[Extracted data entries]
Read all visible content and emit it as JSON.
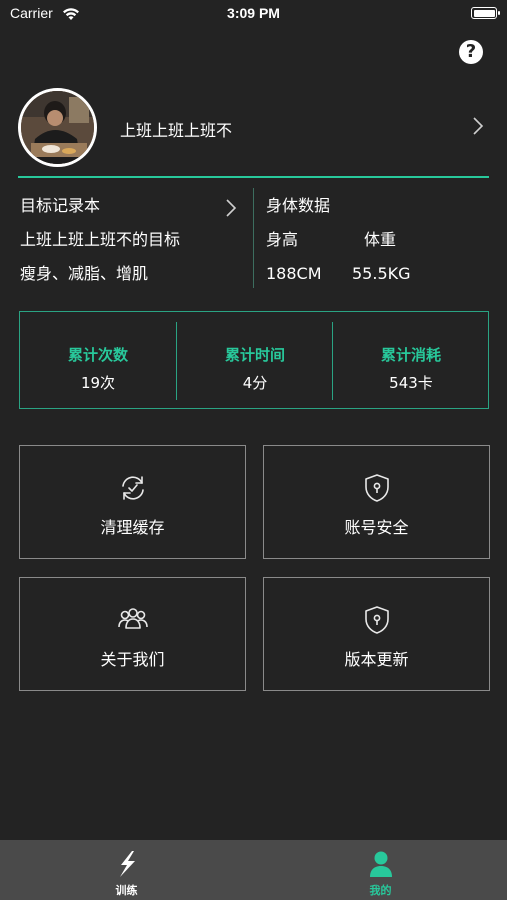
{
  "status_bar": {
    "carrier": "Carrier",
    "time": "3:09 PM",
    "battery_level": 1.0
  },
  "help_icon": "?",
  "profile": {
    "username": "上班上班上班不",
    "avatar_icon": "avatar-photo"
  },
  "goals": {
    "title": "目标记录本",
    "subtitle": "上班上班上班不的目标",
    "tags": "瘦身、减脂、增肌"
  },
  "body_data": {
    "title": "身体数据",
    "height_label": "身高",
    "weight_label": "体重",
    "height_value": "188CM",
    "weight_value": "55.5KG"
  },
  "stats": [
    {
      "label": "累计次数",
      "value": "19次"
    },
    {
      "label": "累计时间",
      "value": "4分"
    },
    {
      "label": "累计消耗",
      "value": "543卡"
    }
  ],
  "menu": [
    {
      "label": "清理缓存",
      "icon": "refresh-icon"
    },
    {
      "label": "账号安全",
      "icon": "shield-lock-icon"
    },
    {
      "label": "关于我们",
      "icon": "group-icon"
    },
    {
      "label": "版本更新",
      "icon": "shield-lock-icon"
    }
  ],
  "tabs": [
    {
      "label": "训练",
      "icon": "lightning-icon",
      "active": false
    },
    {
      "label": "我的",
      "icon": "person-icon",
      "active": true
    }
  ],
  "colors": {
    "background": "#232323",
    "accent": "#28c89b",
    "tabbar": "#4a4a4a",
    "tile_border": "#8a8a8a"
  }
}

#### Do this:
Set the entries down again exactly. Do not include the images.

#### Correct output:
Read all visible content and emit it as JSON.
{
  "status_bar": {
    "carrier": "Carrier",
    "time": "3:09 PM",
    "battery_level": 1.0
  },
  "help_icon": "?",
  "profile": {
    "username": "上班上班上班不",
    "avatar_icon": "avatar-photo"
  },
  "goals": {
    "title": "目标记录本",
    "subtitle": "上班上班上班不的目标",
    "tags": "瘦身、减脂、增肌"
  },
  "body_data": {
    "title": "身体数据",
    "height_label": "身高",
    "weight_label": "体重",
    "height_value": "188CM",
    "weight_value": "55.5KG"
  },
  "stats": [
    {
      "label": "累计次数",
      "value": "19次"
    },
    {
      "label": "累计时间",
      "value": "4分"
    },
    {
      "label": "累计消耗",
      "value": "543卡"
    }
  ],
  "menu": [
    {
      "label": "清理缓存",
      "icon": "refresh-icon"
    },
    {
      "label": "账号安全",
      "icon": "shield-lock-icon"
    },
    {
      "label": "关于我们",
      "icon": "group-icon"
    },
    {
      "label": "版本更新",
      "icon": "shield-lock-icon"
    }
  ],
  "tabs": [
    {
      "label": "训练",
      "icon": "lightning-icon",
      "active": false
    },
    {
      "label": "我的",
      "icon": "person-icon",
      "active": true
    }
  ],
  "colors": {
    "background": "#232323",
    "accent": "#28c89b",
    "tabbar": "#4a4a4a",
    "tile_border": "#8a8a8a"
  }
}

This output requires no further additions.